:: RECORDS FOR THIS EXERCISE

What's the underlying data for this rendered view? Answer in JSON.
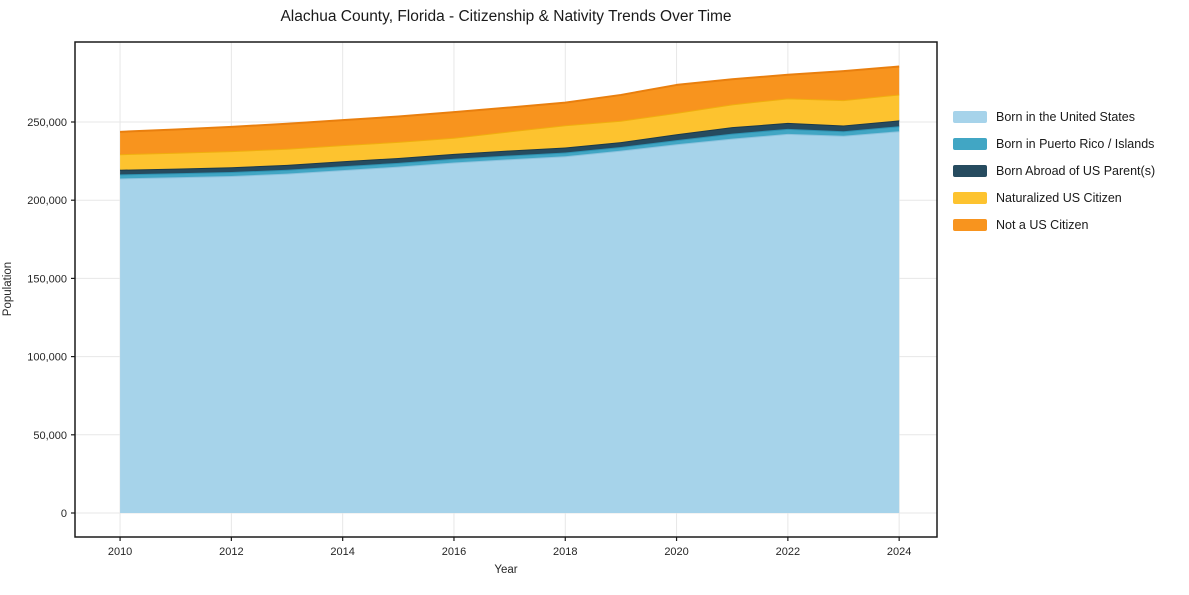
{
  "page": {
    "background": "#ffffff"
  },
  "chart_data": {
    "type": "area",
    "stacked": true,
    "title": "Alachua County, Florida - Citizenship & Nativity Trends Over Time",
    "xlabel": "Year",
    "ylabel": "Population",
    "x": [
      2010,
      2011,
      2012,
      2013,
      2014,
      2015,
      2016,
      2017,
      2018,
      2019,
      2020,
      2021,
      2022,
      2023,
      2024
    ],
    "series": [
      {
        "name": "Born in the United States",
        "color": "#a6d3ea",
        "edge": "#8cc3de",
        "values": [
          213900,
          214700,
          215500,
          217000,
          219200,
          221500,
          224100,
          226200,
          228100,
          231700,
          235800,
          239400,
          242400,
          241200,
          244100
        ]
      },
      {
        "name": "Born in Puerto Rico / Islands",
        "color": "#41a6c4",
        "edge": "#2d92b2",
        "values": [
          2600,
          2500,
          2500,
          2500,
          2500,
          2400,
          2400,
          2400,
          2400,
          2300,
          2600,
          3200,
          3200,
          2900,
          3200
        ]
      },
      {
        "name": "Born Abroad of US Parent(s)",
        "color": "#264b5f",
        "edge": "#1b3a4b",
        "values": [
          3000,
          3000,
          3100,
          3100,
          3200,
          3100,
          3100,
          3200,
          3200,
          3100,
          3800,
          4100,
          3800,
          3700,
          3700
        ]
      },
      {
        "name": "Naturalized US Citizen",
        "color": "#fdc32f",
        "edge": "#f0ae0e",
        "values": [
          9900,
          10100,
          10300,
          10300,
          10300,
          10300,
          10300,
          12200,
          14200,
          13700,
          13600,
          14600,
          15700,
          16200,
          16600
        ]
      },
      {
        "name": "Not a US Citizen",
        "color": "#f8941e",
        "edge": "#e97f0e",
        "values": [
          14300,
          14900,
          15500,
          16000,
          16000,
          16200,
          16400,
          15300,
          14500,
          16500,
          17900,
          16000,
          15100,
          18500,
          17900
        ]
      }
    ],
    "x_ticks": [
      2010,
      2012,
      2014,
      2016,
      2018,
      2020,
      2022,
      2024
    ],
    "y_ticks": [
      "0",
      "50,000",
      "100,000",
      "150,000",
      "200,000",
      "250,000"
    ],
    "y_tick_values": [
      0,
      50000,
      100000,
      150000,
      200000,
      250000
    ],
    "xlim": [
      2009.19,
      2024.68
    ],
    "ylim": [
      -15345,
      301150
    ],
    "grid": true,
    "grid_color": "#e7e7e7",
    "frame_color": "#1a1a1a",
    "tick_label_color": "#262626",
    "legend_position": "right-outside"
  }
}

::::
:: RECORDS FOR THIS EXERCISE

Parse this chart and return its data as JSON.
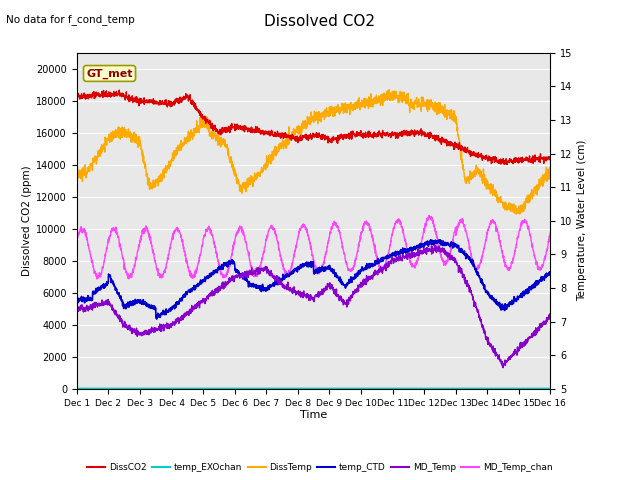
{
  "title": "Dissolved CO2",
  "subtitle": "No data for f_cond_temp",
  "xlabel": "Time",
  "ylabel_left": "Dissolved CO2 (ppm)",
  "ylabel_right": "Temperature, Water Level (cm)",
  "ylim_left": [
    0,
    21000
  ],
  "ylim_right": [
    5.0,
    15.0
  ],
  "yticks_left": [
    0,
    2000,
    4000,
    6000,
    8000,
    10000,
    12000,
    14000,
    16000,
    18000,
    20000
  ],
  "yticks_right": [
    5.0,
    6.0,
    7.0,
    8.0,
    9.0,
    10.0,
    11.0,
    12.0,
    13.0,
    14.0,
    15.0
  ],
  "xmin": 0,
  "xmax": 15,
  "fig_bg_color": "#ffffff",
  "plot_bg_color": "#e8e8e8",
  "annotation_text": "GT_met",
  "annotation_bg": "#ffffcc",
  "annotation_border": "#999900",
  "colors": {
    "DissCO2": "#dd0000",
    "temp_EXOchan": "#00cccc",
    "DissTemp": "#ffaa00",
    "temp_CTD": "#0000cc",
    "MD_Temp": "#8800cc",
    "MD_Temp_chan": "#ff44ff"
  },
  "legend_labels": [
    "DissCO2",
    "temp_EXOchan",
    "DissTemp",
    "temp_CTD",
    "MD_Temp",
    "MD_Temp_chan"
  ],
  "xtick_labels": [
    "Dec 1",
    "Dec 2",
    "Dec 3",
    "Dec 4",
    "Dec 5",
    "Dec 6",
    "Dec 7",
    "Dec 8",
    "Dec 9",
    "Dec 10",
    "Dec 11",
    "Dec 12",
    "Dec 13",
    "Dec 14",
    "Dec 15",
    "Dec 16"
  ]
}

::::

**EXERCISE OBJECTIVE:** Tally the lines holding the string "ffffff" and give only the count.

**ANSWER TO THIS EXERCISE:** 2